▸ **The problem**
Every line that contains the word "E分别是AB" should be copied.

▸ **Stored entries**

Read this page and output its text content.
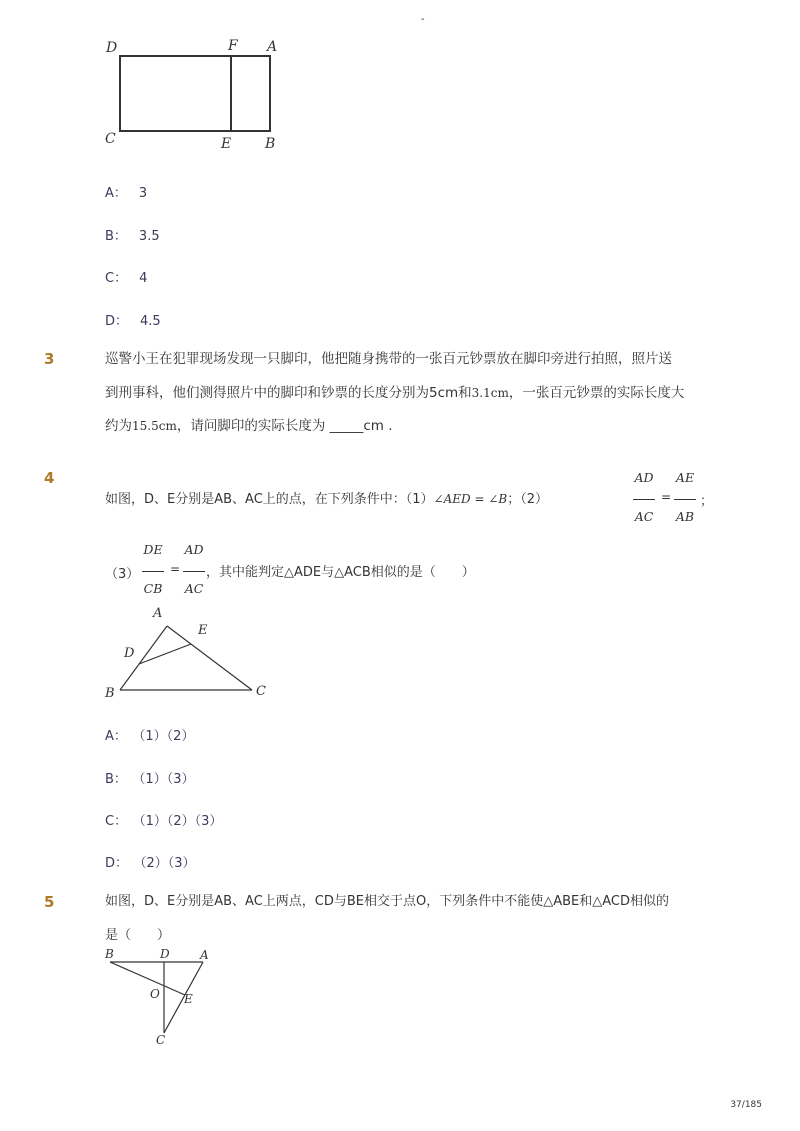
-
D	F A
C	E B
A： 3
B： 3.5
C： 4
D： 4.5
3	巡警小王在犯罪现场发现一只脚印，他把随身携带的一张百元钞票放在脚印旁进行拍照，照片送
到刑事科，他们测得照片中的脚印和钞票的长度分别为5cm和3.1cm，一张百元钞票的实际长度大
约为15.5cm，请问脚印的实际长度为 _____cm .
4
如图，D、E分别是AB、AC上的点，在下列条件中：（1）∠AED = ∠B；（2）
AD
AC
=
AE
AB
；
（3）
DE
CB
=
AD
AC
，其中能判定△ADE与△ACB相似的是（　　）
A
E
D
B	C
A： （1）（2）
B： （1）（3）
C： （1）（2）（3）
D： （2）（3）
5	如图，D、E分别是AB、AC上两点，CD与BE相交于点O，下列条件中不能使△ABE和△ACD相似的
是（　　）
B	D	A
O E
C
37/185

▸ **Exercise response**
如图，D、E分别是AB、AC上的点，在下列条件中：（1）∠AED = ∠B；（2）
5	如图，D、E分别是AB、AC上两点，CD与BE相交于点O，下列条件中不能使△ABE和△ACD相似的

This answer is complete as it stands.